• **EXERCISE INSTRUCTIONS**: Without the images, write out all of the following entries exactly.

• **MATERIAL PROVIDED**:

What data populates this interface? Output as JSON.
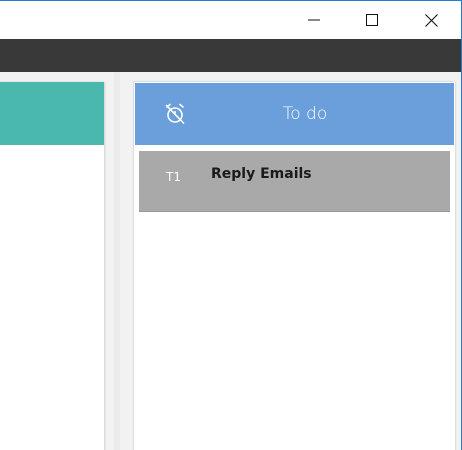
{
  "window": {
    "buttons": {
      "minimize": "minimize-icon",
      "maximize": "maximize-icon",
      "close": "close-icon"
    },
    "colors": {
      "toolbar": "#393939",
      "accent_border": "#1f7dd6"
    }
  },
  "columns": [
    {
      "title": "",
      "header_color": "#4bb8ad",
      "tasks": []
    },
    {
      "title": "To do",
      "icon": "alarm-off-icon",
      "header_color": "#6a9fdc",
      "tasks": [
        {
          "id": "T1",
          "title": "Reply Emails",
          "color": "#a9a9a9"
        }
      ]
    }
  ]
}
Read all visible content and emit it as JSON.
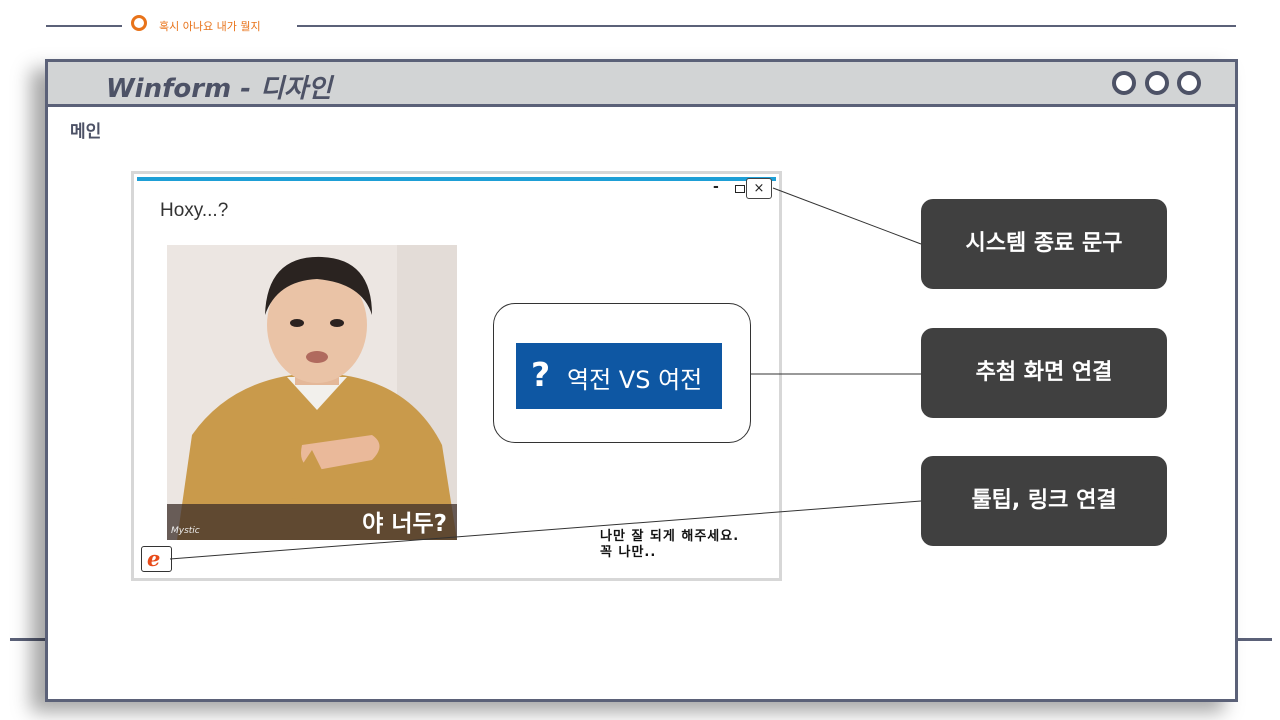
{
  "header": {
    "caption": "혹시 아나요 내가 뭘지"
  },
  "slide": {
    "title": "Winform - 디자인",
    "subtitle": "메인",
    "window_buttons": [
      "circle",
      "circle",
      "circle"
    ]
  },
  "form": {
    "title": "Hoxy...?",
    "controls": {
      "minimize": "-",
      "close": "×"
    },
    "photo": {
      "caption": "야 너두?",
      "watermark": "Mystic"
    },
    "main_button": {
      "icon": "?",
      "label": "역전 VS 여전"
    },
    "link_icon": "e",
    "bottom_note": [
      "나만 잘 되게 해주세요.",
      "꼭 나만.."
    ]
  },
  "callouts": [
    {
      "label": "시스템 종료 문구"
    },
    {
      "label": "추첨 화면 연결"
    },
    {
      "label": "툴팁, 링크 연결"
    }
  ],
  "colors": {
    "accent_orange": "#e8731a",
    "frame": "#5b6178",
    "titlebar": "#d2d4d5",
    "form_accent": "#1e9fd6",
    "button_blue": "#0e57a3",
    "callout": "#404040"
  }
}
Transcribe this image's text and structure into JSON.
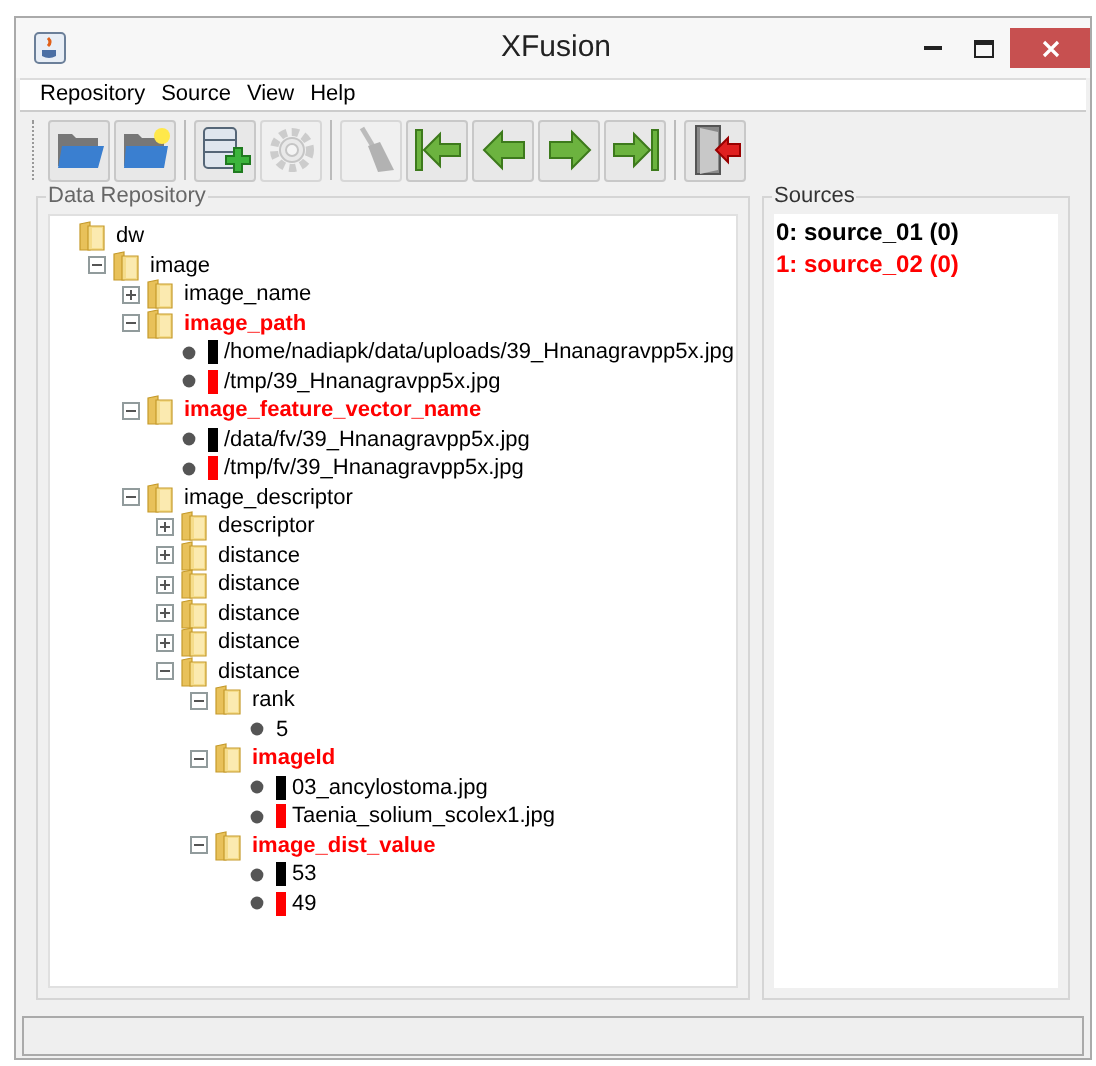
{
  "window": {
    "title": "XFusion"
  },
  "menu": [
    "Repository",
    "Source",
    "View",
    "Help"
  ],
  "toolbar": [
    {
      "kind": "open-folder",
      "disabled": false
    },
    {
      "kind": "new-folder",
      "disabled": false
    },
    {
      "kind": "separator"
    },
    {
      "kind": "add-database",
      "disabled": false
    },
    {
      "kind": "gear",
      "disabled": true
    },
    {
      "kind": "separator"
    },
    {
      "kind": "broom",
      "disabled": true
    },
    {
      "kind": "first",
      "disabled": false
    },
    {
      "kind": "previous",
      "disabled": false
    },
    {
      "kind": "next",
      "disabled": false
    },
    {
      "kind": "last",
      "disabled": false
    },
    {
      "kind": "separator"
    },
    {
      "kind": "exit",
      "disabled": false
    }
  ],
  "repository": {
    "title": "Data Repository",
    "tree": [
      {
        "kind": "folder",
        "label": "dw",
        "highlighted": false,
        "children": [
          {
            "kind": "folder",
            "label": "image",
            "expanded": true,
            "highlighted": false,
            "children": [
              {
                "kind": "folder",
                "label": "image_name",
                "expanded": false,
                "highlighted": false
              },
              {
                "kind": "folder",
                "label": "image_path",
                "expanded": true,
                "highlighted": true,
                "children": [
                  {
                    "kind": "leaf",
                    "label": "/home/nadiapk/data/uploads/39_Hnanagravpp5x.jpg",
                    "color": "#000000"
                  },
                  {
                    "kind": "leaf",
                    "label": "/tmp/39_Hnanagravpp5x.jpg",
                    "color": "#ff0000"
                  }
                ]
              },
              {
                "kind": "folder",
                "label": "image_feature_vector_name",
                "expanded": true,
                "highlighted": true,
                "children": [
                  {
                    "kind": "leaf",
                    "label": "/data/fv/39_Hnanagravpp5x.jpg",
                    "color": "#000000"
                  },
                  {
                    "kind": "leaf",
                    "label": "/tmp/fv/39_Hnanagravpp5x.jpg",
                    "color": "#ff0000"
                  }
                ]
              },
              {
                "kind": "folder",
                "label": "image_descriptor",
                "expanded": true,
                "highlighted": false,
                "children": [
                  {
                    "kind": "folder",
                    "label": "descriptor",
                    "expanded": false,
                    "highlighted": false
                  },
                  {
                    "kind": "folder",
                    "label": "distance",
                    "expanded": false,
                    "highlighted": false
                  },
                  {
                    "kind": "folder",
                    "label": "distance",
                    "expanded": false,
                    "highlighted": false
                  },
                  {
                    "kind": "folder",
                    "label": "distance",
                    "expanded": false,
                    "highlighted": false
                  },
                  {
                    "kind": "folder",
                    "label": "distance",
                    "expanded": false,
                    "highlighted": false
                  },
                  {
                    "kind": "folder",
                    "label": "distance",
                    "expanded": true,
                    "highlighted": false,
                    "children": [
                      {
                        "kind": "folder",
                        "label": "rank",
                        "expanded": true,
                        "highlighted": false,
                        "children": [
                          {
                            "kind": "leaf",
                            "label": "5"
                          }
                        ]
                      },
                      {
                        "kind": "folder",
                        "label": "imageId",
                        "expanded": true,
                        "highlighted": true,
                        "children": [
                          {
                            "kind": "leaf",
                            "label": "03_ancylostoma.jpg",
                            "color": "#000000"
                          },
                          {
                            "kind": "leaf",
                            "label": "Taenia_solium_scolex1.jpg",
                            "color": "#ff0000"
                          }
                        ]
                      },
                      {
                        "kind": "folder",
                        "label": "image_dist_value",
                        "expanded": true,
                        "highlighted": true,
                        "children": [
                          {
                            "kind": "leaf",
                            "label": "53",
                            "color": "#000000"
                          },
                          {
                            "kind": "leaf",
                            "label": "49",
                            "color": "#ff0000"
                          }
                        ]
                      }
                    ]
                  }
                ]
              }
            ]
          }
        ]
      }
    ]
  },
  "sources": {
    "title": "Sources",
    "items": [
      {
        "label": "0: source_01 (0)",
        "color": "#000000"
      },
      {
        "label": "1: source_02 (0)",
        "color": "#ff0000"
      }
    ]
  }
}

• **ANSWER TO THE TASK**:
What data populates this interface? Output as JSON.
{
  "window": {
    "buttons": {
      "minimize": "minimize-icon",
      "maximize": "maximize-icon",
      "close": "close-icon"
    },
    "colors": {
      "toolbar": "#393939",
      "accent_border": "#1f7dd6"
    }
  },
  "columns": [
    {
      "title": "",
      "header_color": "#4bb8ad",
      "tasks": []
    },
    {
      "title": "To do",
      "icon": "alarm-off-icon",
      "header_color": "#6a9fdc",
      "tasks": [
        {
          "id": "T1",
          "title": "Reply Emails",
          "color": "#a9a9a9"
        }
      ]
    }
  ]
}
Read all visible content and emit it as JSON.
{
  "header": {
    "caption": "혹시 아나요 내가 뭘지"
  },
  "slide": {
    "title": "Winform - 디자인",
    "subtitle": "메인",
    "window_buttons": [
      "circle",
      "circle",
      "circle"
    ]
  },
  "form": {
    "title": "Hoxy...?",
    "controls": {
      "minimize": "-",
      "close": "×"
    },
    "photo": {
      "caption": "야 너두?",
      "watermark": "Mystic"
    },
    "main_button": {
      "icon": "?",
      "label": "역전 VS 여전"
    },
    "link_icon": "e",
    "bottom_note": [
      "나만 잘 되게 해주세요.",
      "꼭 나만.."
    ]
  },
  "callouts": [
    {
      "label": "시스템 종료 문구"
    },
    {
      "label": "추첨 화면 연결"
    },
    {
      "label": "툴팁, 링크 연결"
    }
  ],
  "colors": {
    "accent_orange": "#e8731a",
    "frame": "#5b6178",
    "titlebar": "#d2d4d5",
    "form_accent": "#1e9fd6",
    "button_blue": "#0e57a3",
    "callout": "#404040"
  }
}
Transcribe this image's text and structure into JSON.
{
  "window": {
    "title": "XFusion"
  },
  "menu": [
    "Repository",
    "Source",
    "View",
    "Help"
  ],
  "toolbar": [
    {
      "kind": "open-folder",
      "disabled": false
    },
    {
      "kind": "new-folder",
      "disabled": false
    },
    {
      "kind": "separator"
    },
    {
      "kind": "add-database",
      "disabled": false
    },
    {
      "kind": "gear",
      "disabled": true
    },
    {
      "kind": "separator"
    },
    {
      "kind": "broom",
      "disabled": true
    },
    {
      "kind": "first",
      "disabled": false
    },
    {
      "kind": "previous",
      "disabled": false
    },
    {
      "kind": "next",
      "disabled": false
    },
    {
      "kind": "last",
      "disabled": false
    },
    {
      "kind": "separator"
    },
    {
      "kind": "exit",
      "disabled": false
    }
  ],
  "repository": {
    "title": "Data Repository",
    "tree": [
      {
        "kind": "folder",
        "label": "dw",
        "highlighted": false,
        "children": [
          {
            "kind": "folder",
            "label": "image",
            "expanded": true,
            "highlighted": false,
            "children": [
              {
                "kind": "folder",
                "label": "image_name",
                "expanded": false,
                "highlighted": false
              },
              {
                "kind": "folder",
                "label": "image_path",
                "expanded": true,
                "highlighted": true,
                "children": [
                  {
                    "kind": "leaf",
                    "label": "/home/nadiapk/data/uploads/39_Hnanagravpp5x.jpg",
                    "color": "#000000"
                  },
                  {
                    "kind": "leaf",
                    "label": "/tmp/39_Hnanagravpp5x.jpg",
                    "color": "#ff0000"
                  }
                ]
              },
              {
                "kind": "folder",
                "label": "image_feature_vector_name",
                "expanded": true,
                "highlighted": true,
                "children": [
                  {
                    "kind": "leaf",
                    "label": "/data/fv/39_Hnanagravpp5x.jpg",
                    "color": "#000000"
                  },
                  {
                    "kind": "leaf",
                    "label": "/tmp/fv/39_Hnanagravpp5x.jpg",
                    "color": "#ff0000"
                  }
                ]
              },
              {
                "kind": "folder",
                "label": "image_descriptor",
                "expanded": true,
                "highlighted": false,
                "children": [
                  {
                    "kind": "folder",
                    "label": "descriptor",
                    "expanded": false,
                    "highlighted": false
                  },
                  {
                    "kind": "folder",
                    "label": "distance",
                    "expanded": false,
                    "highlighted": false
                  },
                  {
                    "kind": "folder",
                    "label": "distance",
                    "expanded": false,
                    "highlighted": false
                  },
                  {
                    "kind": "folder",
                    "label": "distance",
                    "expanded": false,
                    "highlighted": false
                  },
                  {
                    "kind": "folder",
                    "label": "distance",
                    "expanded": false,
                    "highlighted": false
                  },
                  {
                    "kind": "folder",
                    "label": "distance",
                    "expanded": true,
                    "highlighted": false,
                    "children": [
                      {
                        "kind": "folder",
                        "label": "rank",
                        "expanded": true,
                        "highlighted": false,
                        "children": [
                          {
                            "kind": "leaf",
                            "label": "5"
                          }
                        ]
                      },
                      {
                        "kind": "folder",
                        "label": "imageId",
                        "expanded": true,
                        "highlighted": true,
                        "children": [
                          {
                            "kind": "leaf",
                            "label": "03_ancylostoma.jpg",
                            "color": "#000000"
                          },
                          {
                            "kind": "leaf",
                            "label": "Taenia_solium_scolex1.jpg",
                            "color": "#ff0000"
                          }
                        ]
                      },
                      {
                        "kind": "folder",
                        "label": "image_dist_value",
                        "expanded": true,
                        "highlighted": true,
                        "children": [
                          {
                            "kind": "leaf",
                            "label": "53",
                            "color": "#000000"
                          },
                          {
                            "kind": "leaf",
                            "label": "49",
                            "color": "#ff0000"
                          }
                        ]
                      }
                    ]
                  }
                ]
              }
            ]
          }
        ]
      }
    ]
  },
  "sources": {
    "title": "Sources",
    "items": [
      {
        "label": "0: source_01 (0)",
        "color": "#000000"
      },
      {
        "label": "1: source_02 (0)",
        "color": "#ff0000"
      }
    ]
  }
}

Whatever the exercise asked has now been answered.